Start Data extract

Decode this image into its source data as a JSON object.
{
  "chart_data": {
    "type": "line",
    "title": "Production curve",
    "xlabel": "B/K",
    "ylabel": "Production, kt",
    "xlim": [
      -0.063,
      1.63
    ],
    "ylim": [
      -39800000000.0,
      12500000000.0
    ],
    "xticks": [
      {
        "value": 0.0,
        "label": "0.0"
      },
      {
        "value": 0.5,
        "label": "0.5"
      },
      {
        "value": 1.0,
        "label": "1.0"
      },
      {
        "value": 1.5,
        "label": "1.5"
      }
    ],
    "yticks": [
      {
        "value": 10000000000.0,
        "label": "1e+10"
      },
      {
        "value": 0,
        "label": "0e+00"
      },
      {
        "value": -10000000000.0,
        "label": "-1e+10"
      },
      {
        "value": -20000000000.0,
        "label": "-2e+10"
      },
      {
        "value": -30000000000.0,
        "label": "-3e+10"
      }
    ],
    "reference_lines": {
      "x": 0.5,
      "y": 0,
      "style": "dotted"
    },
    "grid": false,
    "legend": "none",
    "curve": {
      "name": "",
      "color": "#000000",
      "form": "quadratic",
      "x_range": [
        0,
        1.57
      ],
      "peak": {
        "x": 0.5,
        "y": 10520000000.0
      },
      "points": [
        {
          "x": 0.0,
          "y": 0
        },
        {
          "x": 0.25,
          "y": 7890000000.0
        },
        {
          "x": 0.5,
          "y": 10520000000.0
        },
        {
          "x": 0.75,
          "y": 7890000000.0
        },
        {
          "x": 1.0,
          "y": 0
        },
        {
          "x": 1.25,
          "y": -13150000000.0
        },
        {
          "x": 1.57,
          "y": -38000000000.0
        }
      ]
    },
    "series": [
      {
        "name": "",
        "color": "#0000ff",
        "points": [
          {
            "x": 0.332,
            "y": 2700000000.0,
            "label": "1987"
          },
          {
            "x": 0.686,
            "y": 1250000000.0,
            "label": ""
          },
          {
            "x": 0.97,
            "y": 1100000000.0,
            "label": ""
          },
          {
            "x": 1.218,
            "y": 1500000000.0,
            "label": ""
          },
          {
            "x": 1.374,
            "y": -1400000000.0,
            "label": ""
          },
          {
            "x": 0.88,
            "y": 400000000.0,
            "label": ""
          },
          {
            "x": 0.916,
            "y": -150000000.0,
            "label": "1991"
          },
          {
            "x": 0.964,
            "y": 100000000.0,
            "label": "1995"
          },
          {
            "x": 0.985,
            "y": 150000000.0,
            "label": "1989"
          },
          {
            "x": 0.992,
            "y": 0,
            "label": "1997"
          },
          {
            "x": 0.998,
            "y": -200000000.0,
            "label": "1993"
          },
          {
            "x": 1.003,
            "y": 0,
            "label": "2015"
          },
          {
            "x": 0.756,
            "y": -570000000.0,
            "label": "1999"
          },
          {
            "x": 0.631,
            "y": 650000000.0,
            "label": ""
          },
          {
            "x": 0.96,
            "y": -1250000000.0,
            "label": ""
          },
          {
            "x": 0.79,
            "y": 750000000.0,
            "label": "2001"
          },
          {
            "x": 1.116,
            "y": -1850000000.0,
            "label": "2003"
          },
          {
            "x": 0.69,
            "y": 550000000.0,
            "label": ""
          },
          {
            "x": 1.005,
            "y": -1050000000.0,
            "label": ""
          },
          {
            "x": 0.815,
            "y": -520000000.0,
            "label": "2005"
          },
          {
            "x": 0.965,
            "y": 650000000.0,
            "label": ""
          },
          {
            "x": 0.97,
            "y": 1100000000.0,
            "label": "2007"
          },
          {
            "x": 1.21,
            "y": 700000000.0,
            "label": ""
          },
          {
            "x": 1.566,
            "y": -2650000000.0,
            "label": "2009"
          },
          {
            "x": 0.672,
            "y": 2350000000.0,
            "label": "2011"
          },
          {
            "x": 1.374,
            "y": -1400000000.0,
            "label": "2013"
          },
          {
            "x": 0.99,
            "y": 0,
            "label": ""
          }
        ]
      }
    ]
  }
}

End Data extract

§ **What is expected**: All of the material above needs to be copied exactly.

§ **Exercise result**:
Decode this image into its source data as a JSON object.
{
  "chart_data": {
    "type": "line",
    "title": "Production curve",
    "xlabel": "B/K",
    "ylabel": "Production, kt",
    "xlim": [
      -0.063,
      1.63
    ],
    "ylim": [
      -39800000000.0,
      12500000000.0
    ],
    "xticks": [
      {
        "value": 0.0,
        "label": "0.0"
      },
      {
        "value": 0.5,
        "label": "0.5"
      },
      {
        "value": 1.0,
        "label": "1.0"
      },
      {
        "value": 1.5,
        "label": "1.5"
      }
    ],
    "yticks": [
      {
        "value": 10000000000.0,
        "label": "1e+10"
      },
      {
        "value": 0,
        "label": "0e+00"
      },
      {
        "value": -10000000000.0,
        "label": "-1e+10"
      },
      {
        "value": -20000000000.0,
        "label": "-2e+10"
      },
      {
        "value": -30000000000.0,
        "label": "-3e+10"
      }
    ],
    "reference_lines": {
      "x": 0.5,
      "y": 0,
      "style": "dotted"
    },
    "grid": false,
    "legend": "none",
    "curve": {
      "name": "",
      "color": "#000000",
      "form": "quadratic",
      "x_range": [
        0,
        1.57
      ],
      "peak": {
        "x": 0.5,
        "y": 10520000000.0
      },
      "points": [
        {
          "x": 0.0,
          "y": 0
        },
        {
          "x": 0.25,
          "y": 7890000000.0
        },
        {
          "x": 0.5,
          "y": 10520000000.0
        },
        {
          "x": 0.75,
          "y": 7890000000.0
        },
        {
          "x": 1.0,
          "y": 0
        },
        {
          "x": 1.25,
          "y": -13150000000.0
        },
        {
          "x": 1.57,
          "y": -38000000000.0
        }
      ]
    },
    "series": [
      {
        "name": "",
        "color": "#0000ff",
        "points": [
          {
            "x": 0.332,
            "y": 2700000000.0,
            "label": "1987"
          },
          {
            "x": 0.686,
            "y": 1250000000.0,
            "label": ""
          },
          {
            "x": 0.97,
            "y": 1100000000.0,
            "label": ""
          },
          {
            "x": 1.218,
            "y": 1500000000.0,
            "label": ""
          },
          {
            "x": 1.374,
            "y": -1400000000.0,
            "label": ""
          },
          {
            "x": 0.88,
            "y": 400000000.0,
            "label": ""
          },
          {
            "x": 0.916,
            "y": -150000000.0,
            "label": "1991"
          },
          {
            "x": 0.964,
            "y": 100000000.0,
            "label": "1995"
          },
          {
            "x": 0.985,
            "y": 150000000.0,
            "label": "1989"
          },
          {
            "x": 0.992,
            "y": 0,
            "label": "1997"
          },
          {
            "x": 0.998,
            "y": -200000000.0,
            "label": "1993"
          },
          {
            "x": 1.003,
            "y": 0,
            "label": "2015"
          },
          {
            "x": 0.756,
            "y": -570000000.0,
            "label": "1999"
          },
          {
            "x": 0.631,
            "y": 650000000.0,
            "label": ""
          },
          {
            "x": 0.96,
            "y": -1250000000.0,
            "label": ""
          },
          {
            "x": 0.79,
            "y": 750000000.0,
            "label": "2001"
          },
          {
            "x": 1.116,
            "y": -1850000000.0,
            "label": "2003"
          },
          {
            "x": 0.69,
            "y": 550000000.0,
            "label": ""
          },
          {
            "x": 1.005,
            "y": -1050000000.0,
            "label": ""
          },
          {
            "x": 0.815,
            "y": -520000000.0,
            "label": "2005"
          },
          {
            "x": 0.965,
            "y": 650000000.0,
            "label": ""
          },
          {
            "x": 0.97,
            "y": 1100000000.0,
            "label": "2007"
          },
          {
            "x": 1.21,
            "y": 700000000.0,
            "label": ""
          },
          {
            "x": 1.566,
            "y": -2650000000.0,
            "label": "2009"
          },
          {
            "x": 0.672,
            "y": 2350000000.0,
            "label": "2011"
          },
          {
            "x": 1.374,
            "y": -1400000000.0,
            "label": "2013"
          },
          {
            "x": 0.99,
            "y": 0,
            "label": ""
          }
        ]
      }
    ]
  }
}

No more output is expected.